What to do: Send back the records in full, character for character.

Task input:
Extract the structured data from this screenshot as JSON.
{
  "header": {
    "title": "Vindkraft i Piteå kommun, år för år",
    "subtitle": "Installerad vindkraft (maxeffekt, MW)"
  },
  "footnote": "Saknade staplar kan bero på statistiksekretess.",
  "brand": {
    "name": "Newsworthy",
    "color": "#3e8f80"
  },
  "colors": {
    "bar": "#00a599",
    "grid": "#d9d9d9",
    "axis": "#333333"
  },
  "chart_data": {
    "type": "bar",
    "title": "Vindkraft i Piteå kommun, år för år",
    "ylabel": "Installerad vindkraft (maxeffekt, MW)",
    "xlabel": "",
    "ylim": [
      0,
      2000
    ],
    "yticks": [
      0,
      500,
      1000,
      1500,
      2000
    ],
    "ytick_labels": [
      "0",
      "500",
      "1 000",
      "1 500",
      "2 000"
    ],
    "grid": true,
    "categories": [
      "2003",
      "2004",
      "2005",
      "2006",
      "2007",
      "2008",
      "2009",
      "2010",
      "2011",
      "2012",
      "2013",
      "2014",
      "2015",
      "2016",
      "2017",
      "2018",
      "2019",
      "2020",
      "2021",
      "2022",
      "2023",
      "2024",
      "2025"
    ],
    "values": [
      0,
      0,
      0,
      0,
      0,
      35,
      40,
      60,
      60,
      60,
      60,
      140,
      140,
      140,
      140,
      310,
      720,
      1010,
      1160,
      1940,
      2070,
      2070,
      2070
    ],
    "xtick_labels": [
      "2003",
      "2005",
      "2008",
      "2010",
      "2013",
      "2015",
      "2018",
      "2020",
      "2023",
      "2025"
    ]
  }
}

Output of the task:
Extract the structured data from this screenshot as JSON.
{
  "header": {
    "title": "Vindkraft i Piteå kommun, år för år",
    "subtitle": "Installerad vindkraft (maxeffekt, MW)"
  },
  "footnote": "Saknade staplar kan bero på statistiksekretess.",
  "brand": {
    "name": "Newsworthy",
    "color": "#3e8f80"
  },
  "colors": {
    "bar": "#00a599",
    "grid": "#d9d9d9",
    "axis": "#333333"
  },
  "chart_data": {
    "type": "bar",
    "title": "Vindkraft i Piteå kommun, år för år",
    "ylabel": "Installerad vindkraft (maxeffekt, MW)",
    "xlabel": "",
    "ylim": [
      0,
      2000
    ],
    "yticks": [
      0,
      500,
      1000,
      1500,
      2000
    ],
    "ytick_labels": [
      "0",
      "500",
      "1 000",
      "1 500",
      "2 000"
    ],
    "grid": true,
    "categories": [
      "2003",
      "2004",
      "2005",
      "2006",
      "2007",
      "2008",
      "2009",
      "2010",
      "2011",
      "2012",
      "2013",
      "2014",
      "2015",
      "2016",
      "2017",
      "2018",
      "2019",
      "2020",
      "2021",
      "2022",
      "2023",
      "2024",
      "2025"
    ],
    "values": [
      0,
      0,
      0,
      0,
      0,
      35,
      40,
      60,
      60,
      60,
      60,
      140,
      140,
      140,
      140,
      310,
      720,
      1010,
      1160,
      1940,
      2070,
      2070,
      2070
    ],
    "xtick_labels": [
      "2003",
      "2005",
      "2008",
      "2010",
      "2013",
      "2015",
      "2018",
      "2020",
      "2023",
      "2025"
    ]
  }
}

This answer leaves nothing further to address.